= Goal of the exercise =
Copy out every line of the records where the string "JSON" occurs.

= Records supplied =
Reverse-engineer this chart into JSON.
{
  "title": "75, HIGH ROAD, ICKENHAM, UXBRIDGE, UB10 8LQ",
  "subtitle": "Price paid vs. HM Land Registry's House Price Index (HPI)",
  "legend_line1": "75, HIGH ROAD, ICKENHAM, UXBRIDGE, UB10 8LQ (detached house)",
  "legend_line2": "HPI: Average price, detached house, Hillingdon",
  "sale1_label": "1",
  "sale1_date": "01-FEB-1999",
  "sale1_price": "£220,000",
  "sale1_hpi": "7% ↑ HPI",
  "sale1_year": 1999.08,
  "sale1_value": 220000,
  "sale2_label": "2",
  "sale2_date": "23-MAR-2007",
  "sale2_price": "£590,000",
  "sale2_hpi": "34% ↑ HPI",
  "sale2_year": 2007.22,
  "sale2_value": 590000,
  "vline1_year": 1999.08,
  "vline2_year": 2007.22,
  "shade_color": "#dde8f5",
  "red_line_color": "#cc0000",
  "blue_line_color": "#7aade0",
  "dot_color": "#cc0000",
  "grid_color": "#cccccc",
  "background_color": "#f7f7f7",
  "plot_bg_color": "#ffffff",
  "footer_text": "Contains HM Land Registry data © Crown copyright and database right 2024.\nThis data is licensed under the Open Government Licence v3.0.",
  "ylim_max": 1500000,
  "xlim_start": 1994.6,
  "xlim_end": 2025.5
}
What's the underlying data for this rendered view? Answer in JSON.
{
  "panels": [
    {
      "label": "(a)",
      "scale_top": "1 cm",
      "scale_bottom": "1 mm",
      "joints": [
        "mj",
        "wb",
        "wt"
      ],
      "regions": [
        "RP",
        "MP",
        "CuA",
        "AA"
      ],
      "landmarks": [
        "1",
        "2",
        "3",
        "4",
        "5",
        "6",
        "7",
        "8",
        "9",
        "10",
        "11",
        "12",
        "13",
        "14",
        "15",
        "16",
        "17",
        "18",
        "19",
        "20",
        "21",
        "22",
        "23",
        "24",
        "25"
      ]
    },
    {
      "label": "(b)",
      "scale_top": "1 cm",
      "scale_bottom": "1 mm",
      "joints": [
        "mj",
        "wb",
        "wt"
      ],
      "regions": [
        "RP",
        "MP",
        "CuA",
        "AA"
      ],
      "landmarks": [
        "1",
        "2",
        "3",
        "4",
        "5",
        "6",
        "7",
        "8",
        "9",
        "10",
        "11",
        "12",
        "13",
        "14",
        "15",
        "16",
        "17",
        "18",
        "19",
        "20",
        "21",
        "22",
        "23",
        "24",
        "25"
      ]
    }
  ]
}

= Correct output =
Reverse-engineer this chart into JSON.
What's the underlying data for this rendered view? Answer in JSON.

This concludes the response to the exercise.